> AIM
Your task is to repeat the lines below exactly, excluding any pictures they contain.

> INFORMATION SHOWN
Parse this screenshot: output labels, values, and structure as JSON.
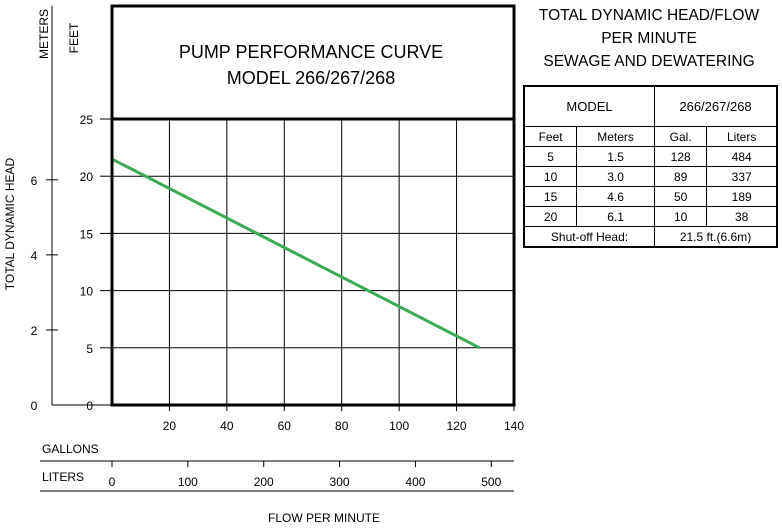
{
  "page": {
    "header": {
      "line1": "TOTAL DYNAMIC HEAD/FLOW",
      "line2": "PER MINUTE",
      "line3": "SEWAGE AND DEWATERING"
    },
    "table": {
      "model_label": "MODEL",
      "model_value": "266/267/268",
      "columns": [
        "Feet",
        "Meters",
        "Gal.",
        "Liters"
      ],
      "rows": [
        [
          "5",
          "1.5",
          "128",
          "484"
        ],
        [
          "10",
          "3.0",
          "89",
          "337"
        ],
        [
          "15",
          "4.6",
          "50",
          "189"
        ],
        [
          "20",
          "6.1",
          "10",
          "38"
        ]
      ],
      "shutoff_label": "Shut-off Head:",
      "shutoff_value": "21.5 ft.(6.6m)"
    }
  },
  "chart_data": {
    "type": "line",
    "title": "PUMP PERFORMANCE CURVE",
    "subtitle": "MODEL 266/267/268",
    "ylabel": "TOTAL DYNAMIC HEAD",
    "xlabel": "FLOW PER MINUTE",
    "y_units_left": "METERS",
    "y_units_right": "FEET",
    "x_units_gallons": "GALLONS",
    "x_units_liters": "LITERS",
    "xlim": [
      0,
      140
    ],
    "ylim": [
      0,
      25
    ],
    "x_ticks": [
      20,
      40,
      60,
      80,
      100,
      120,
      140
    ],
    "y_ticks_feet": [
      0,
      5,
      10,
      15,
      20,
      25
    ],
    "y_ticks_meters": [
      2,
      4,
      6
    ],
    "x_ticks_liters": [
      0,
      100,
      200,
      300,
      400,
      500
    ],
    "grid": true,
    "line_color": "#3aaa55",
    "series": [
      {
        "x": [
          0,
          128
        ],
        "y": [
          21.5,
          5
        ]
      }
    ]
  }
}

> PROBLEM SOLUTION
Parse this screenshot: output labels, values, and structure as JSON.
{
  "page": {
    "header": {
      "line1": "TOTAL DYNAMIC HEAD/FLOW",
      "line2": "PER MINUTE",
      "line3": "SEWAGE AND DEWATERING"
    },
    "table": {
      "model_label": "MODEL",
      "model_value": "266/267/268",
      "columns": [
        "Feet",
        "Meters",
        "Gal.",
        "Liters"
      ],
      "rows": [
        [
          "5",
          "1.5",
          "128",
          "484"
        ],
        [
          "10",
          "3.0",
          "89",
          "337"
        ],
        [
          "15",
          "4.6",
          "50",
          "189"
        ],
        [
          "20",
          "6.1",
          "10",
          "38"
        ]
      ],
      "shutoff_label": "Shut-off Head:",
      "shutoff_value": "21.5 ft.(6.6m)"
    }
  },
  "chart_data": {
    "type": "line",
    "title": "PUMP PERFORMANCE CURVE",
    "subtitle": "MODEL 266/267/268",
    "ylabel": "TOTAL DYNAMIC HEAD",
    "xlabel": "FLOW PER MINUTE",
    "y_units_left": "METERS",
    "y_units_right": "FEET",
    "x_units_gallons": "GALLONS",
    "x_units_liters": "LITERS",
    "xlim": [
      0,
      140
    ],
    "ylim": [
      0,
      25
    ],
    "x_ticks": [
      20,
      40,
      60,
      80,
      100,
      120,
      140
    ],
    "y_ticks_feet": [
      0,
      5,
      10,
      15,
      20,
      25
    ],
    "y_ticks_meters": [
      2,
      4,
      6
    ],
    "x_ticks_liters": [
      0,
      100,
      200,
      300,
      400,
      500
    ],
    "grid": true,
    "line_color": "#3aaa55",
    "series": [
      {
        "x": [
          0,
          128
        ],
        "y": [
          21.5,
          5
        ]
      }
    ]
  }
}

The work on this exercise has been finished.